=== RAW DATA ===
· · · ·

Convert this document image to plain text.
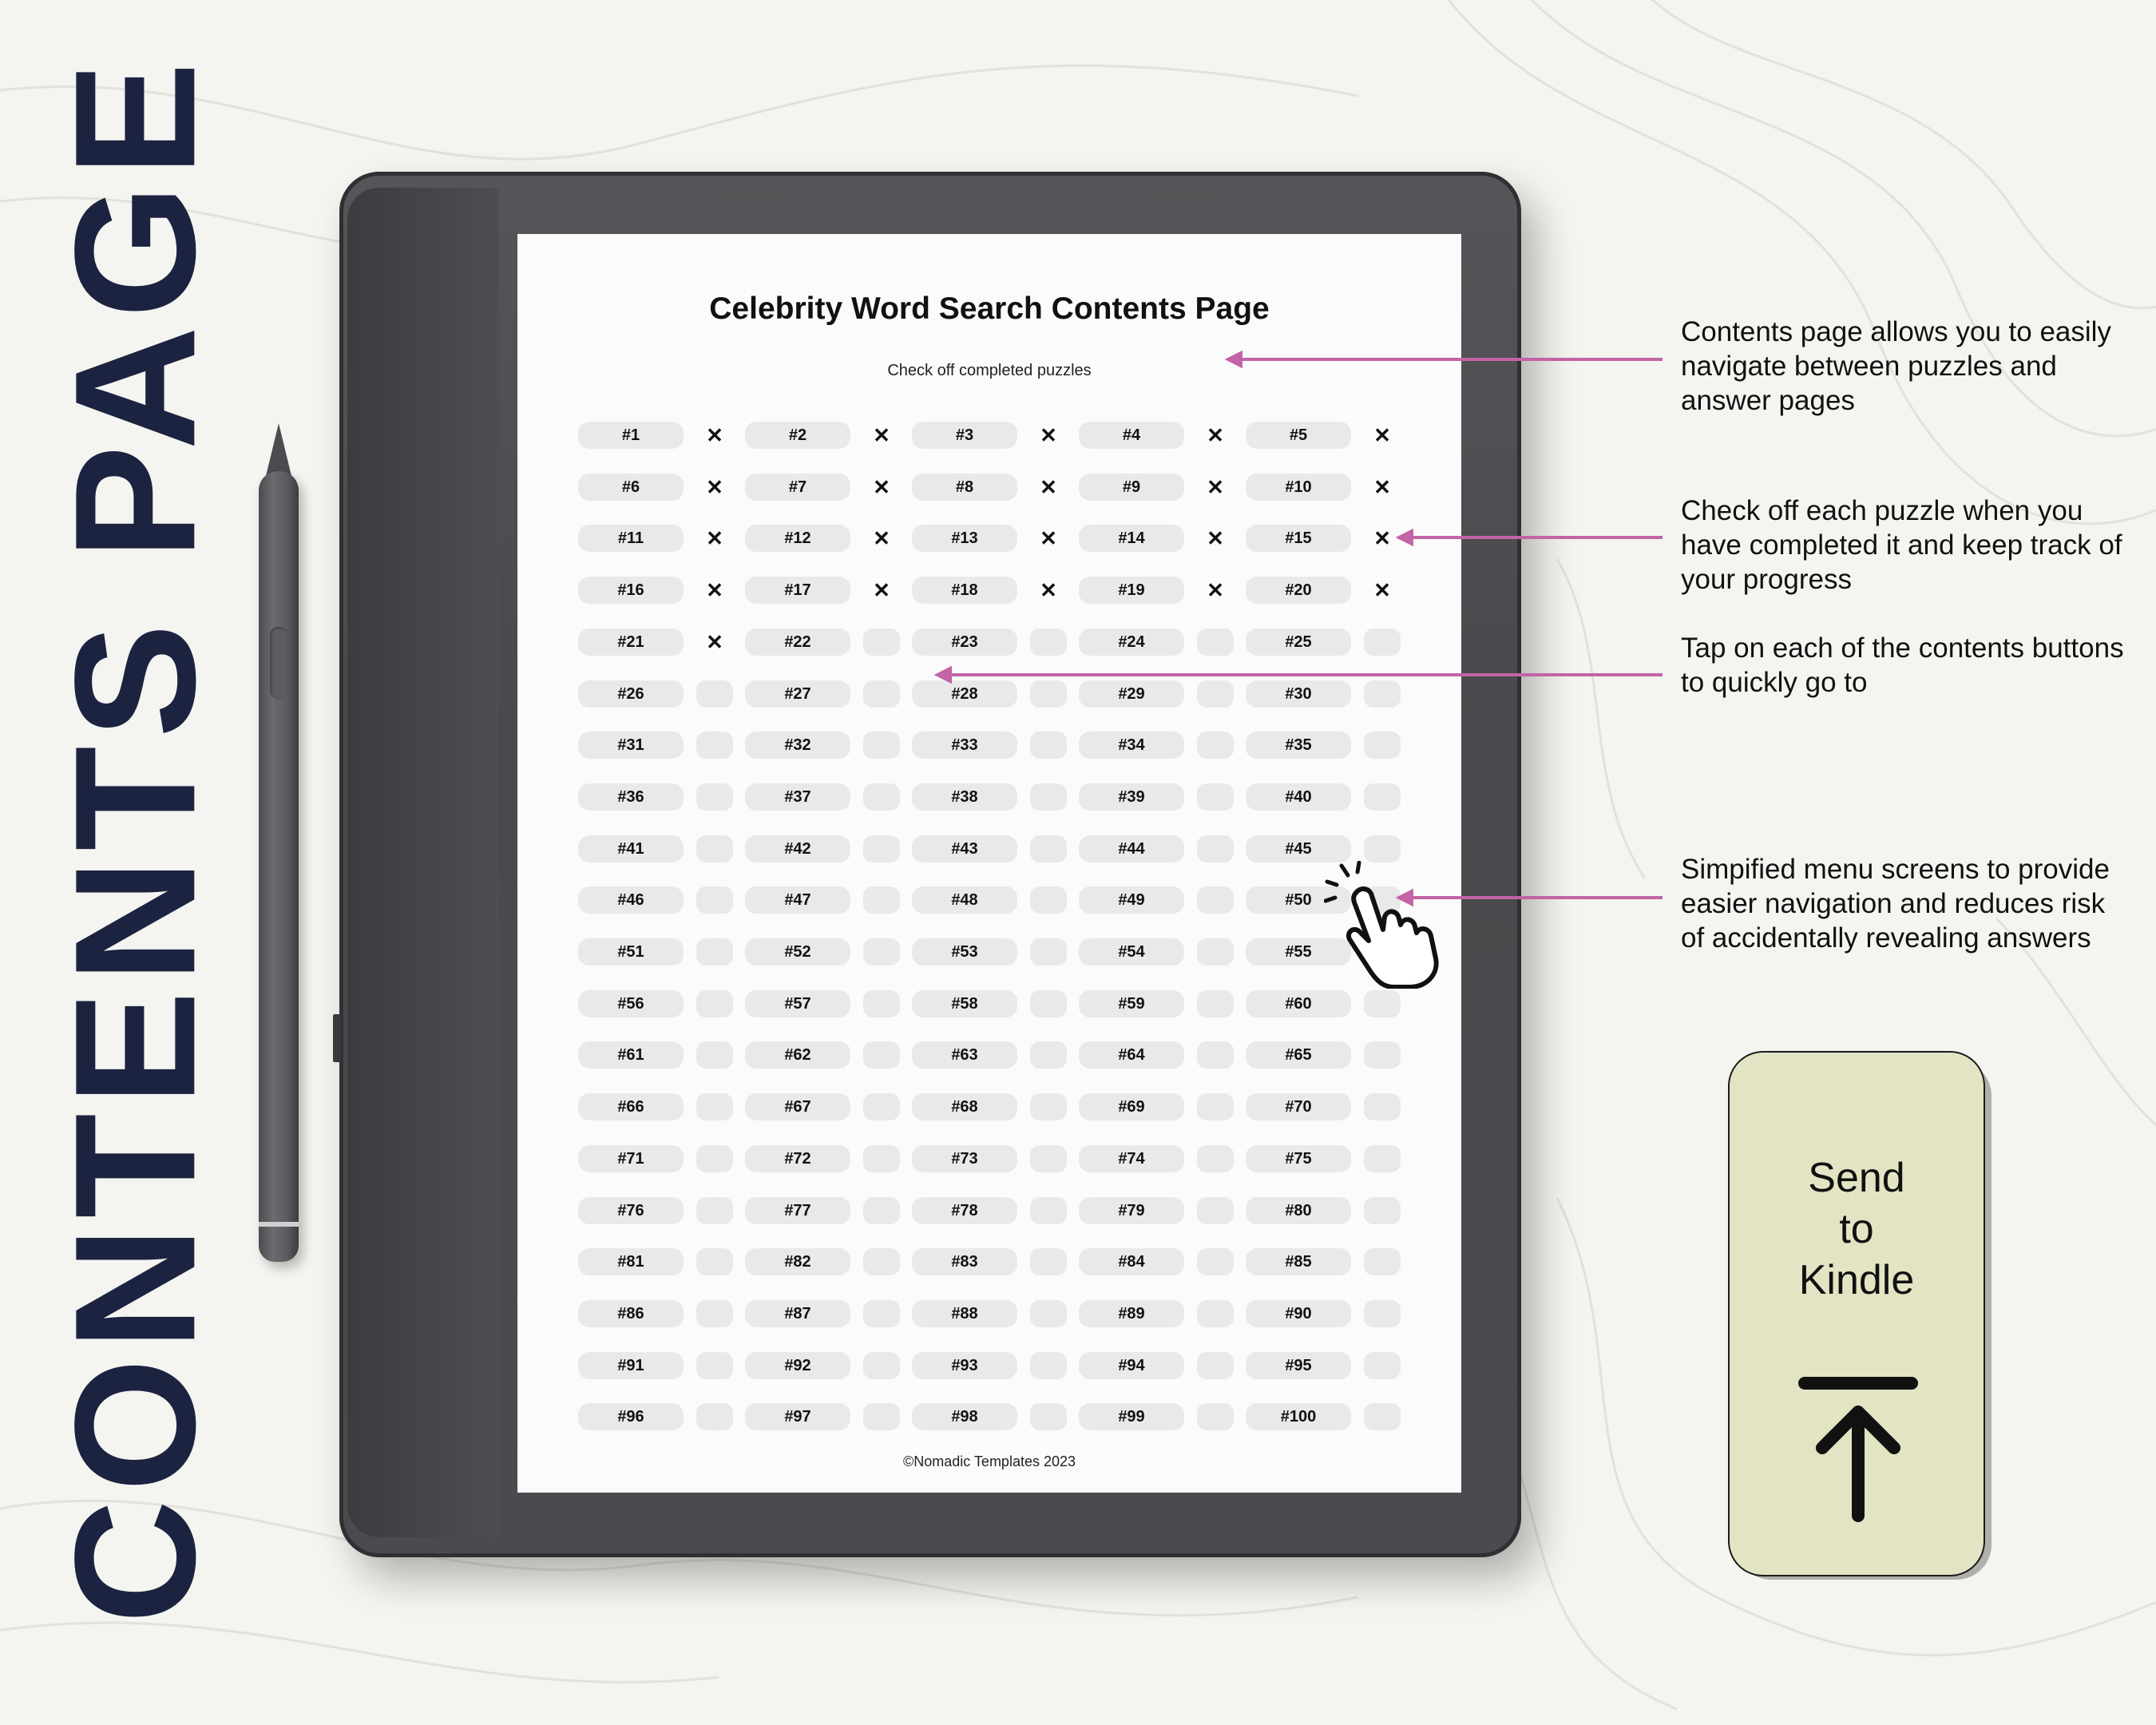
CONTENTS PAGE	Celebrity Word Search Contents Page
Check off completed puzzles
#1	✕	#2	✕	#3	✕	#4	✕	#5	✕
#6	✕	#7	✕	#8	✕	#9	✕	#10	✕
#11	✕	#12	✕	#13	✕	#14	✕	#15	✕
#16	✕	#17	✕	#18	✕	#19	✕	#20	✕
#21	✕	#22	#23	#24	#25
#26	#27	#28	#29	#30
#31	#32	#33	#34	#35
#36	#37	#38	#39	#40
#41	#42	#43	#44	#45
#46	#47	#48	#49	#50
#51	#52	#53	#54	#55
#56	#57	#58	#59	#60
#61	#62	#63	#64	#65
#66	#67	#68	#69	#70
#71	#72	#73	#74	#75
#76	#77	#78	#79	#80
#81	#82	#83	#84	#85
#86	#87	#88	#89	#90
#91	#92	#93	#94	#95
#96	#97	#98	#99	#100
©Nomadic Templates 2023
Contents page allows you to easily navigate between puzzles and answer pages
Check off each puzzle when you have completed it and keep track of your progress
Tap on each of the contents buttons to quickly go to
Simpified menu screens to provide easier navigation and reduces risk of accidentally revealing answers
Send
to
Kindle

· · · ·

Using the listing, collect all lines in which the string "each" is found.

Check off each puzzle when you have completed it and keep track of your progress
Tap on each of the contents buttons to quickly go to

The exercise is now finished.